[GIVEN DATA start]
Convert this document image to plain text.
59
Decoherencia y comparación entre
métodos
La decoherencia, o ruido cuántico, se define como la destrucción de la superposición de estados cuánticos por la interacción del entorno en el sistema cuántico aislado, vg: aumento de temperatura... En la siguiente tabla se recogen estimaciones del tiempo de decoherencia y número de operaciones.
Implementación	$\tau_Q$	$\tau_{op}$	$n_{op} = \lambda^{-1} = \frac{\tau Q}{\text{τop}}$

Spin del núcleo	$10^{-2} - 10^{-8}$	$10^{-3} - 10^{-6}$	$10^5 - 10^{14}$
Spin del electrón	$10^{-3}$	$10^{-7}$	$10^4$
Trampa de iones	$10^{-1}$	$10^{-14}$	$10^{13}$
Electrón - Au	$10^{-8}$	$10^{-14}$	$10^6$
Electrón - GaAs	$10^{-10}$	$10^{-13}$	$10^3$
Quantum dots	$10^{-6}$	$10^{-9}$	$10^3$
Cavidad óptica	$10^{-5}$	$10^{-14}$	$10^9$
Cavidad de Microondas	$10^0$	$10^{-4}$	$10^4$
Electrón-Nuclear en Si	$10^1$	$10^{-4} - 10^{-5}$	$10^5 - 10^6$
[GIVEN DATA end]
Retype the whole listing, matching it exactly.

Convert this document image to plain text.
59
Decoherencia y comparación entre
métodos
La decoherencia, o ruido cuántico, se define como la destrucción de la superposición de estados cuánticos por la interacción del entorno en el sistema cuántico aislado, vg: aumento de temperatura... En la siguiente tabla se recogen estimaciones del tiempo de decoherencia y número de operaciones.
Implementación	$\tau_Q$	$\tau_{op}$	$n_{op} = \lambda^{-1} = \frac{\tau Q}{\text{τop}}$

Spin del núcleo	$10^{-2} - 10^{-8}$	$10^{-3} - 10^{-6}$	$10^5 - 10^{14}$
Spin del electrón	$10^{-3}$	$10^{-7}$	$10^4$
Trampa de iones	$10^{-1}$	$10^{-14}$	$10^{13}$
Electrón - Au	$10^{-8}$	$10^{-14}$	$10^6$
Electrón - GaAs	$10^{-10}$	$10^{-13}$	$10^3$
Quantum dots	$10^{-6}$	$10^{-9}$	$10^3$
Cavidad óptica	$10^{-5}$	$10^{-14}$	$10^9$
Cavidad de Microondas	$10^0$	$10^{-4}$	$10^4$
Electrón-Nuclear en Si	$10^1$	$10^{-4} - 10^{-5}$	$10^5 - 10^6$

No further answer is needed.